## SUPPLIED RECORDS
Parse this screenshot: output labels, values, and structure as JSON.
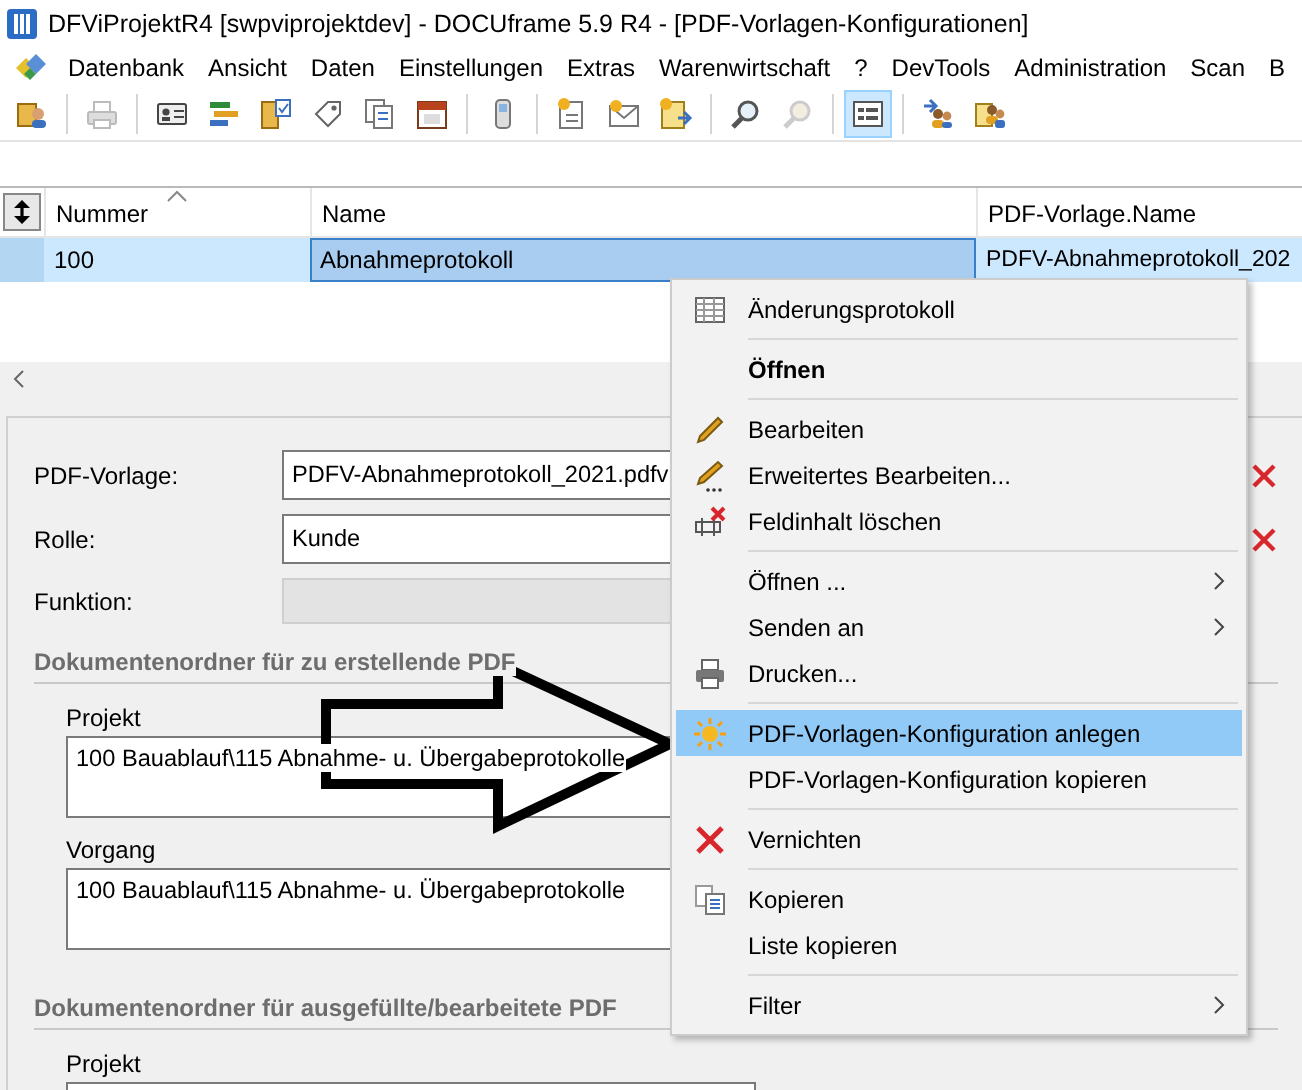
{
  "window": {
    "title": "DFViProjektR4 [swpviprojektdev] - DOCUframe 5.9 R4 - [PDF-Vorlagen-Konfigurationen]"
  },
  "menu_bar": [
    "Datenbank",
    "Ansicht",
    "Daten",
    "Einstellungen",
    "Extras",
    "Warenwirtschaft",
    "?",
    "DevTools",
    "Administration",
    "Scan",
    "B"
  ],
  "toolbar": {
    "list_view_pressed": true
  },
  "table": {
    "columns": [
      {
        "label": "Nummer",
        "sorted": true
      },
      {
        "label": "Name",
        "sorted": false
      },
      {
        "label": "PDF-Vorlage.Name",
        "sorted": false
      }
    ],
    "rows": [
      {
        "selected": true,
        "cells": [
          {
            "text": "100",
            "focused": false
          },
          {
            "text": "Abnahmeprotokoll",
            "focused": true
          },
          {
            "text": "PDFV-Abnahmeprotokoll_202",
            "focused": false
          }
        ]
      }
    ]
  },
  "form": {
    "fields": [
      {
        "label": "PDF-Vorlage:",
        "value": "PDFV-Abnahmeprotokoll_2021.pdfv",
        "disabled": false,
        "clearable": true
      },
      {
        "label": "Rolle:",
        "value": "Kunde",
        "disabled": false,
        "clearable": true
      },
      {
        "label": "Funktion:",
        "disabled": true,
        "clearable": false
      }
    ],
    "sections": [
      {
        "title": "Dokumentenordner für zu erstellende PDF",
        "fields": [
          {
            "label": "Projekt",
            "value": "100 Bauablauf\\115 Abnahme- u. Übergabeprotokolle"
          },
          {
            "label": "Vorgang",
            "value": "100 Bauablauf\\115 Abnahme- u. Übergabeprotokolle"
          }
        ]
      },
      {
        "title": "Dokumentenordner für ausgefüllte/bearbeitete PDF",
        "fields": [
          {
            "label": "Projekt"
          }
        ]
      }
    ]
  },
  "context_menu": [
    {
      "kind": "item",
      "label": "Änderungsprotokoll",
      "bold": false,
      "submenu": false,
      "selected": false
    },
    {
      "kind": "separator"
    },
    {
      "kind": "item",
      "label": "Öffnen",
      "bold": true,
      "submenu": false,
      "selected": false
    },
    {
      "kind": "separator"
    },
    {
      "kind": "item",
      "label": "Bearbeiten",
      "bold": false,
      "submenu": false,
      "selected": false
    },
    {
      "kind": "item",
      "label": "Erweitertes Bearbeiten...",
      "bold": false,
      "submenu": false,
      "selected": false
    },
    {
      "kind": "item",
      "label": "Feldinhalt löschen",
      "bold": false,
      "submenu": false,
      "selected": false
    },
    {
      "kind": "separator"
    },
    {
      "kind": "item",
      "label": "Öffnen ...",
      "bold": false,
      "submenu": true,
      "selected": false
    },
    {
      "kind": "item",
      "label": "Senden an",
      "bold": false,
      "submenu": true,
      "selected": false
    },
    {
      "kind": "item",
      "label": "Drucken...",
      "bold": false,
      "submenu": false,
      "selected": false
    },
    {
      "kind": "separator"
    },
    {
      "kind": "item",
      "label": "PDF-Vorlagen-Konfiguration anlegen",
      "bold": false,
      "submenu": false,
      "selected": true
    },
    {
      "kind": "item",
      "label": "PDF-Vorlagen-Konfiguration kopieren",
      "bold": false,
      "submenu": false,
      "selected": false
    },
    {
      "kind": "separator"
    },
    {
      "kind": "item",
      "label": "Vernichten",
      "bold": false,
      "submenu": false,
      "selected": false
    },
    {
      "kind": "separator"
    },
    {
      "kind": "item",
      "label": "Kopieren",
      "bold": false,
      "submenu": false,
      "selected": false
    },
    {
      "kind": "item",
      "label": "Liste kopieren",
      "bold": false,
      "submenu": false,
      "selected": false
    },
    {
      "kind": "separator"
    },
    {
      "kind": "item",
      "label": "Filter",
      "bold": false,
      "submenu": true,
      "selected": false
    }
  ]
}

--

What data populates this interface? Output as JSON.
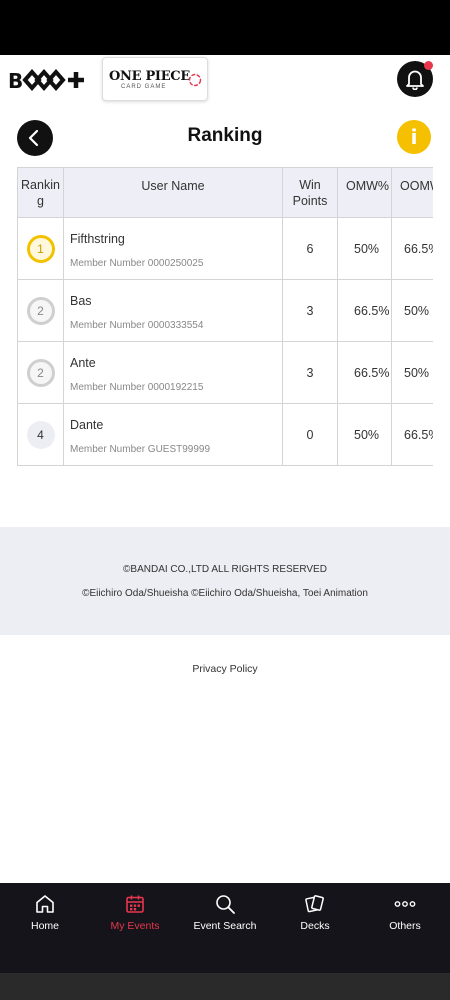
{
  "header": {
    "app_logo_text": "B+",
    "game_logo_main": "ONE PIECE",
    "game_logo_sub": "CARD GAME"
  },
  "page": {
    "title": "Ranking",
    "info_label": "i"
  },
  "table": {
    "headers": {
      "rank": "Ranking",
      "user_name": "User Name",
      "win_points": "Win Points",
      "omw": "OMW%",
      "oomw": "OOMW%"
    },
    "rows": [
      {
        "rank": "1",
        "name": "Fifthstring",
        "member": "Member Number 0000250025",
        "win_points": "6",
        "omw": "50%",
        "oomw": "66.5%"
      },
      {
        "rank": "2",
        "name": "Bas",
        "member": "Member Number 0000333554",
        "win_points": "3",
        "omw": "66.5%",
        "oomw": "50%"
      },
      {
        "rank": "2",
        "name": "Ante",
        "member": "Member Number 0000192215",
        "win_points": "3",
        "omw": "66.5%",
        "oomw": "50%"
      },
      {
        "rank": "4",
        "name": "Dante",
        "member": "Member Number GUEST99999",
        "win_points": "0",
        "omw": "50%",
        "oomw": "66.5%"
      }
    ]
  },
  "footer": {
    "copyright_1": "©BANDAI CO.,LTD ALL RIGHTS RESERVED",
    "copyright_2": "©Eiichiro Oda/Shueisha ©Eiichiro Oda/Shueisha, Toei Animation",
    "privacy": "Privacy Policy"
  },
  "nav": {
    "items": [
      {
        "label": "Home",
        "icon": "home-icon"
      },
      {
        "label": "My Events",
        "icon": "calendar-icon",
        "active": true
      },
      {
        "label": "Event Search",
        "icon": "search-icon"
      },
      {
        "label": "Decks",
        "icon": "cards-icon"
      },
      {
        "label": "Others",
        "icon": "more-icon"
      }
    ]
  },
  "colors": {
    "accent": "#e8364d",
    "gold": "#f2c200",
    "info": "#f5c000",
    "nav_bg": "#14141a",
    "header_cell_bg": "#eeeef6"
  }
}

## TASK TO CARRY OUT
Give the number of lines above that hold the word "PDFV", and nothing more.

## ANSWER IN FULL
2